┌─ RECORDS TO USE
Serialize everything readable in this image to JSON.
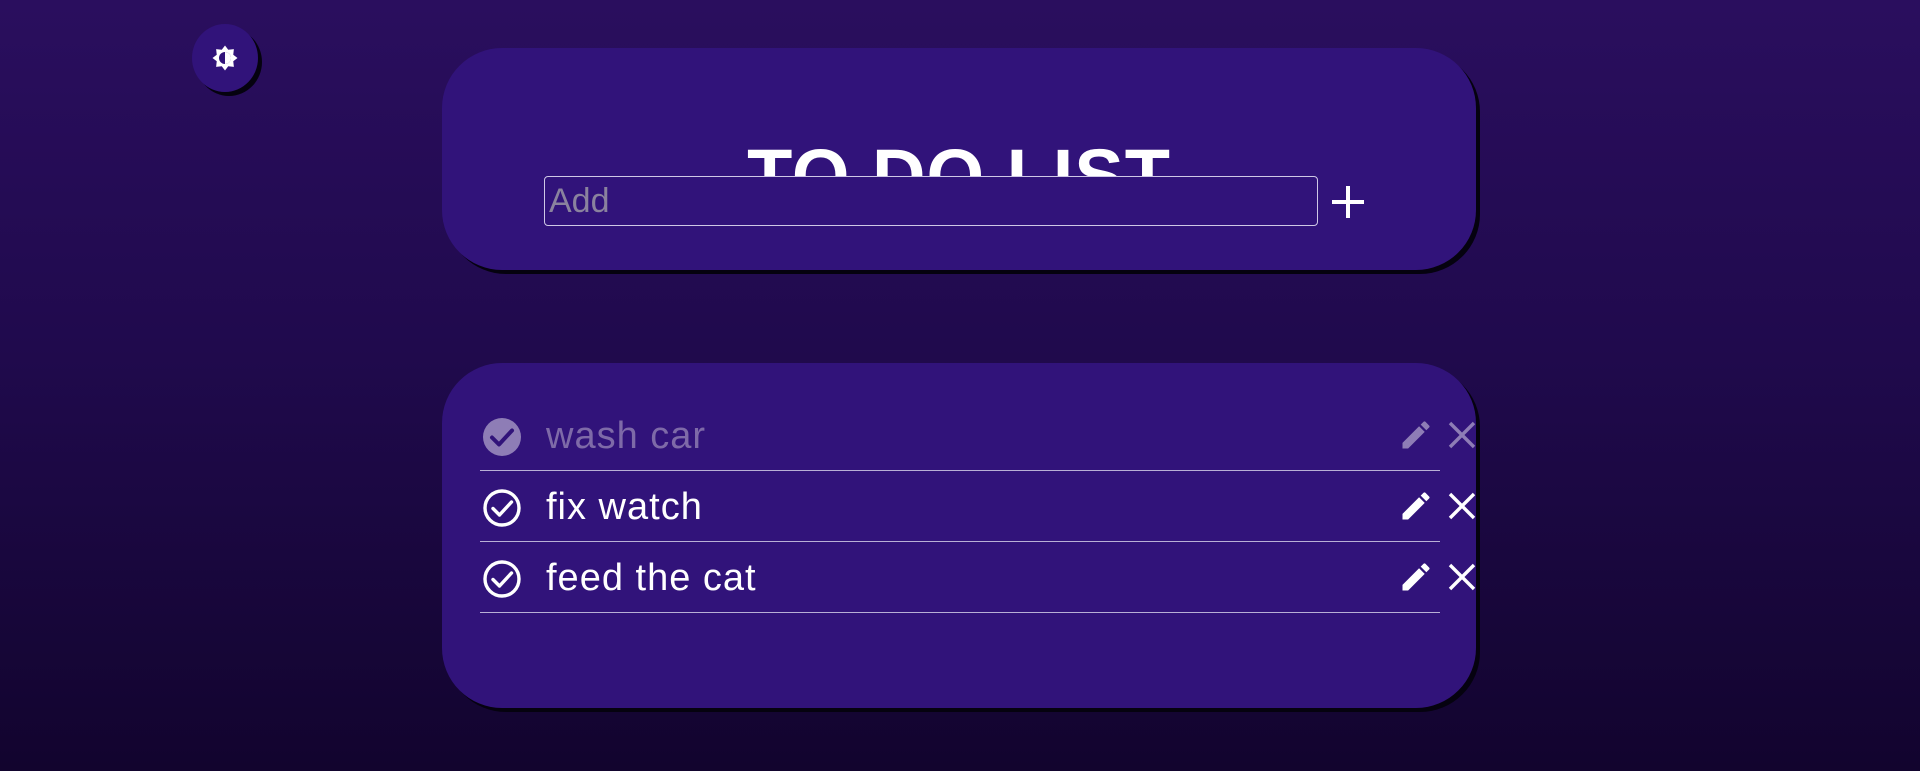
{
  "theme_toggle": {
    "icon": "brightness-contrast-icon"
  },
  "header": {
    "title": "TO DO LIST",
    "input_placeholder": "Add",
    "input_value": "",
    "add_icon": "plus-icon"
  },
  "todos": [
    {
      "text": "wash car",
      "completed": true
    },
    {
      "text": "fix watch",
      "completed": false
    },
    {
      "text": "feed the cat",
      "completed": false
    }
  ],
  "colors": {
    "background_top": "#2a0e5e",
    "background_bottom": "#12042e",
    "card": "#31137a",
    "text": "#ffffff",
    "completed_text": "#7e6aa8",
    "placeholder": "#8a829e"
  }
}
└─
PROMPT: Omit the pictures and restate the rest of the records verbatim.

ANSWER TO THE PROBLEM:
Serialize everything readable in this image to JSON.
{
  "theme_toggle": {
    "icon": "brightness-contrast-icon"
  },
  "header": {
    "title": "TO DO LIST",
    "input_placeholder": "Add",
    "input_value": "",
    "add_icon": "plus-icon"
  },
  "todos": [
    {
      "text": "wash car",
      "completed": true
    },
    {
      "text": "fix watch",
      "completed": false
    },
    {
      "text": "feed the cat",
      "completed": false
    }
  ],
  "colors": {
    "background_top": "#2a0e5e",
    "background_bottom": "#12042e",
    "card": "#31137a",
    "text": "#ffffff",
    "completed_text": "#7e6aa8",
    "placeholder": "#8a829e"
  }
}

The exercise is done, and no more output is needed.